-- What you will do --
Look for the word "Client" in each line and report the count of matching lines, with nothing added.
***** Data rows
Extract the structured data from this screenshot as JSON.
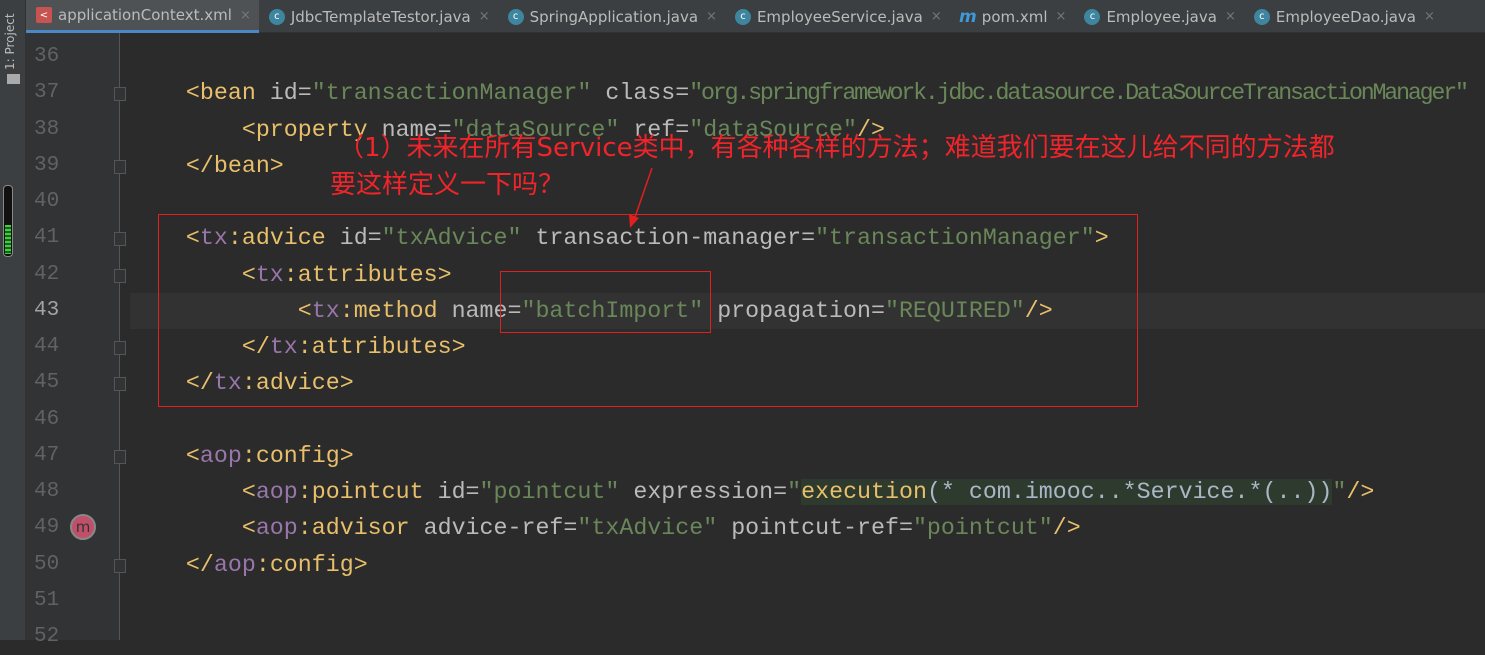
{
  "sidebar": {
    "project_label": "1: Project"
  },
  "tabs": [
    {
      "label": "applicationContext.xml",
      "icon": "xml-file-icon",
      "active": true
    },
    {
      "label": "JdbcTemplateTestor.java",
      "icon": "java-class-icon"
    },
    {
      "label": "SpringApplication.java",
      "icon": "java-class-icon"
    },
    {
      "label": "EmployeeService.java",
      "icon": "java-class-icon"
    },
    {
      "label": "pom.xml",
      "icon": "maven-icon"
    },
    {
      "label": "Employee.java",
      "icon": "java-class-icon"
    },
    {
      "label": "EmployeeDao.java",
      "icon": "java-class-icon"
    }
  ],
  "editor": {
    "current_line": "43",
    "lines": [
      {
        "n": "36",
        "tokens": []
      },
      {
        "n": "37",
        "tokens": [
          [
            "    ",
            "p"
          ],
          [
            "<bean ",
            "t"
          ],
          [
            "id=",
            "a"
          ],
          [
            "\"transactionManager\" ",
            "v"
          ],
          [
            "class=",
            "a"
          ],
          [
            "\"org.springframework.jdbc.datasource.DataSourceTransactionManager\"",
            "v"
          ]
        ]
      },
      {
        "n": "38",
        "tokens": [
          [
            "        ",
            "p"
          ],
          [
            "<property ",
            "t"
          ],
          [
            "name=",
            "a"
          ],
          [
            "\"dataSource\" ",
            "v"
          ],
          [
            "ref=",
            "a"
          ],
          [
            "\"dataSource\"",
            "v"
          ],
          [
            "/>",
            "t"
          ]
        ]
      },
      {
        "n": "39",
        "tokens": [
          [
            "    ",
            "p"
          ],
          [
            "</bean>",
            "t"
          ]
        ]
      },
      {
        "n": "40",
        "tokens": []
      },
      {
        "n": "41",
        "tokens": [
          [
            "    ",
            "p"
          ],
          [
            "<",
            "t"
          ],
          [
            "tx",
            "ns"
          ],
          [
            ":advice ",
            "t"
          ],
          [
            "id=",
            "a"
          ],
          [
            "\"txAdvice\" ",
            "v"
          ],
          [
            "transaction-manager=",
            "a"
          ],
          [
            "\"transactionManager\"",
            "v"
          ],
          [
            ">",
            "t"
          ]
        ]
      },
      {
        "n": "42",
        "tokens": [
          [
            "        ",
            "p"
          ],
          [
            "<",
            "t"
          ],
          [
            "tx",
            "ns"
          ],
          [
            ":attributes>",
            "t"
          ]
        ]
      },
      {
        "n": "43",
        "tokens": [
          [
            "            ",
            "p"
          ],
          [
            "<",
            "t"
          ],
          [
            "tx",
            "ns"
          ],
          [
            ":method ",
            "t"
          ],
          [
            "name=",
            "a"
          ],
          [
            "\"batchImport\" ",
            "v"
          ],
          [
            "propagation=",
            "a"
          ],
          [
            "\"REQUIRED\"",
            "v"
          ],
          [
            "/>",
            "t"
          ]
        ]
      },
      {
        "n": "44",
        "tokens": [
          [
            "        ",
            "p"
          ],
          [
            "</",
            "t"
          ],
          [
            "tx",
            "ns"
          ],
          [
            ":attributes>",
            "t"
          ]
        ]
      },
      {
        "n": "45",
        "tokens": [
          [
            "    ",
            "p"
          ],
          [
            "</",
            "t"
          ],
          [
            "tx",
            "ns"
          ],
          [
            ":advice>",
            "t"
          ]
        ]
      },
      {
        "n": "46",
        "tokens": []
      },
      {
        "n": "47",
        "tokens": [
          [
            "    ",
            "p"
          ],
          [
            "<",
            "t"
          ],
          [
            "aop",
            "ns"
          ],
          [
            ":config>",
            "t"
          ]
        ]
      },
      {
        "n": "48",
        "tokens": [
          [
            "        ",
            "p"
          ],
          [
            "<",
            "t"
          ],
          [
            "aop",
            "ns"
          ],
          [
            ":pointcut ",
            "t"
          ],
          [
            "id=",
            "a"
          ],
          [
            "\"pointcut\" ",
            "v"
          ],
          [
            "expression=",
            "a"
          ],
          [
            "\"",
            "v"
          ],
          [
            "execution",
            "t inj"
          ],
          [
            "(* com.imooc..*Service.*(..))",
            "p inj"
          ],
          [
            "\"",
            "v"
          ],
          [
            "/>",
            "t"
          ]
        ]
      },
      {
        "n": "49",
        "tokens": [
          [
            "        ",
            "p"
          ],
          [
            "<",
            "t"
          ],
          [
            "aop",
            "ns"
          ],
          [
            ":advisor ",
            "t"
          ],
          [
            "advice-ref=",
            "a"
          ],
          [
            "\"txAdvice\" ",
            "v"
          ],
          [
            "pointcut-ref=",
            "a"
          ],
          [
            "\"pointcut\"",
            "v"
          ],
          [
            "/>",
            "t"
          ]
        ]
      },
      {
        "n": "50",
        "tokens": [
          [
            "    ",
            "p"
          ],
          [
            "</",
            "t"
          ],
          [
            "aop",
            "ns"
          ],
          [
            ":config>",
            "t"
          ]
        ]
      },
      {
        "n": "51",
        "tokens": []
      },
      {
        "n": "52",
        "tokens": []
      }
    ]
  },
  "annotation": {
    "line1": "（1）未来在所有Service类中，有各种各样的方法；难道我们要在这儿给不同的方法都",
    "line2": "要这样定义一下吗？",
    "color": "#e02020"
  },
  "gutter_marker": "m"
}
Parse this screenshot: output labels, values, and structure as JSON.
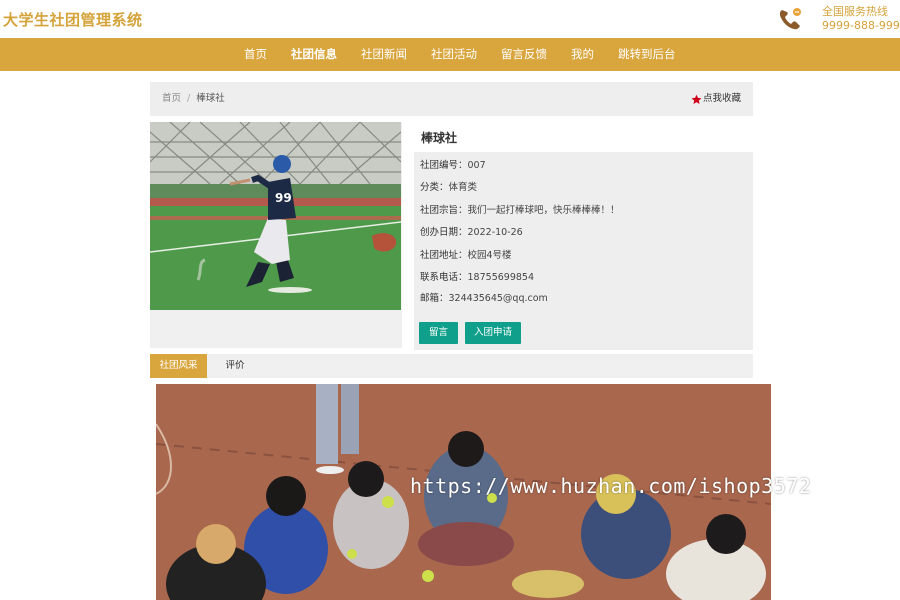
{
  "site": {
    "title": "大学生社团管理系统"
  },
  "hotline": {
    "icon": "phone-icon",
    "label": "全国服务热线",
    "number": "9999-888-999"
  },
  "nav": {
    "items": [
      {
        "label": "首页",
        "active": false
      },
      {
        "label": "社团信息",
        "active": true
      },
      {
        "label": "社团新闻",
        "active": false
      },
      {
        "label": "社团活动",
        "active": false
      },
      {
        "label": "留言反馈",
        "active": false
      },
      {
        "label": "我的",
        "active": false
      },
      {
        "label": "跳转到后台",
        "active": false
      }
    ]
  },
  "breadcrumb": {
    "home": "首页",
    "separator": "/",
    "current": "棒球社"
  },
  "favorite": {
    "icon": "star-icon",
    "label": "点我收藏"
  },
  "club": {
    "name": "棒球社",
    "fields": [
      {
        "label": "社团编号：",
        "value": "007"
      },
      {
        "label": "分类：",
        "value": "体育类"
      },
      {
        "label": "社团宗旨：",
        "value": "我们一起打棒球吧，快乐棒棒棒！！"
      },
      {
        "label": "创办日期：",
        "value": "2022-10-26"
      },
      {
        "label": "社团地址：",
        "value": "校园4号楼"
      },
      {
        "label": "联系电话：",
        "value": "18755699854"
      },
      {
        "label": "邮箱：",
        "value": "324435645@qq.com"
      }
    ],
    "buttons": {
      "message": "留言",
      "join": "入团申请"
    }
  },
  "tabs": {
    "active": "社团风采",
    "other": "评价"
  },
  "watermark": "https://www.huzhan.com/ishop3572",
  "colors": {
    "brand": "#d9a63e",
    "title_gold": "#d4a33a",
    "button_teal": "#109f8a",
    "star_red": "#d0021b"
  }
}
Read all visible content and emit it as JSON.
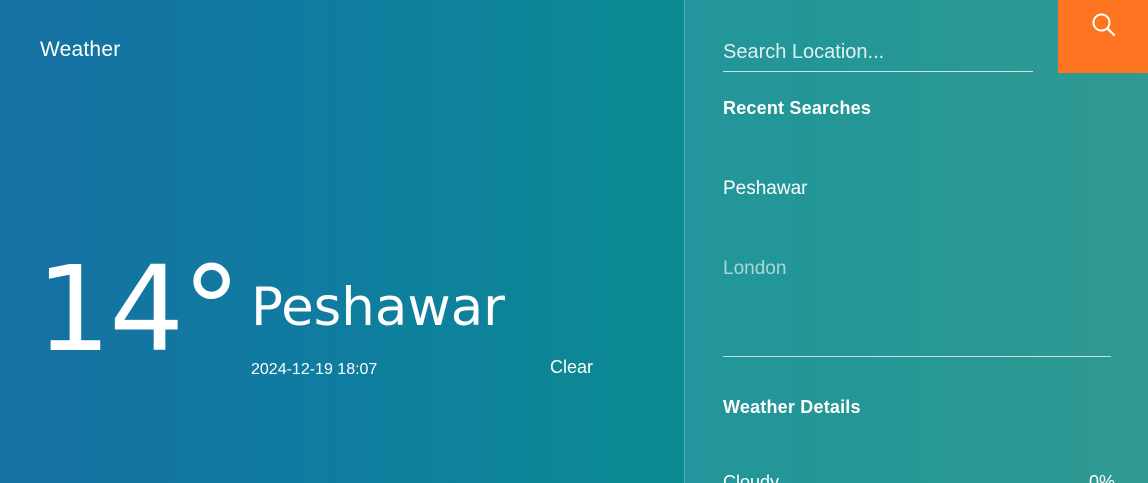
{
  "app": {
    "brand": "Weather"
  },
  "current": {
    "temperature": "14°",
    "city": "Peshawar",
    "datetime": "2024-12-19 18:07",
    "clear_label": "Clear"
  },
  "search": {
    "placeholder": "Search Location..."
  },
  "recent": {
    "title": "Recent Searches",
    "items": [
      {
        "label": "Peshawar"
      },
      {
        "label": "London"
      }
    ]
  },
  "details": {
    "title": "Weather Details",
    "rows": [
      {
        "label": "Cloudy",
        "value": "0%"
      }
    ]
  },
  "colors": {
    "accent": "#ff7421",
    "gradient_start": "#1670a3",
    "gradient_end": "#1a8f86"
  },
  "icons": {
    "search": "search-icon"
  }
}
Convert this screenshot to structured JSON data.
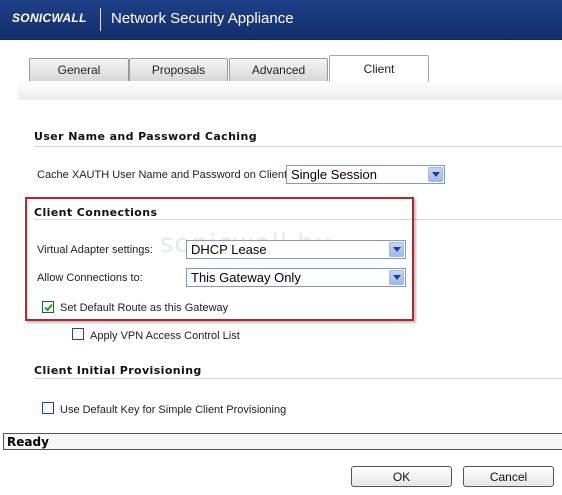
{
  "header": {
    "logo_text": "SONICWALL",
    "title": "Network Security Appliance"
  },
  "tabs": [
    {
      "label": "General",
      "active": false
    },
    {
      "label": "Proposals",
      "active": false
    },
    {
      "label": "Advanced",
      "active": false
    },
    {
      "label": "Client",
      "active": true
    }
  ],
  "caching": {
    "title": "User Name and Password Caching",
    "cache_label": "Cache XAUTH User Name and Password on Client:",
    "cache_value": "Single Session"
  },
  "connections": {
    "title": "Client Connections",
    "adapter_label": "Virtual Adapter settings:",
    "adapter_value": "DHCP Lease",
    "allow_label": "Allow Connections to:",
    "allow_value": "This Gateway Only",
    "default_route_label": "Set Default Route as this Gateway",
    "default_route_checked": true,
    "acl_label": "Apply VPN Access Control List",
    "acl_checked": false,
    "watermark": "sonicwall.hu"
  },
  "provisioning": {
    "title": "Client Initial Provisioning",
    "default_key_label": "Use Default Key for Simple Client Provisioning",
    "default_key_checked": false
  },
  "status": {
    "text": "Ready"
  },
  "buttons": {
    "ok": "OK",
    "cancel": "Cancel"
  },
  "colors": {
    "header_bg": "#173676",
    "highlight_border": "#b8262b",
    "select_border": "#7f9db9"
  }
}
**********
-- Reply to the exercise --
5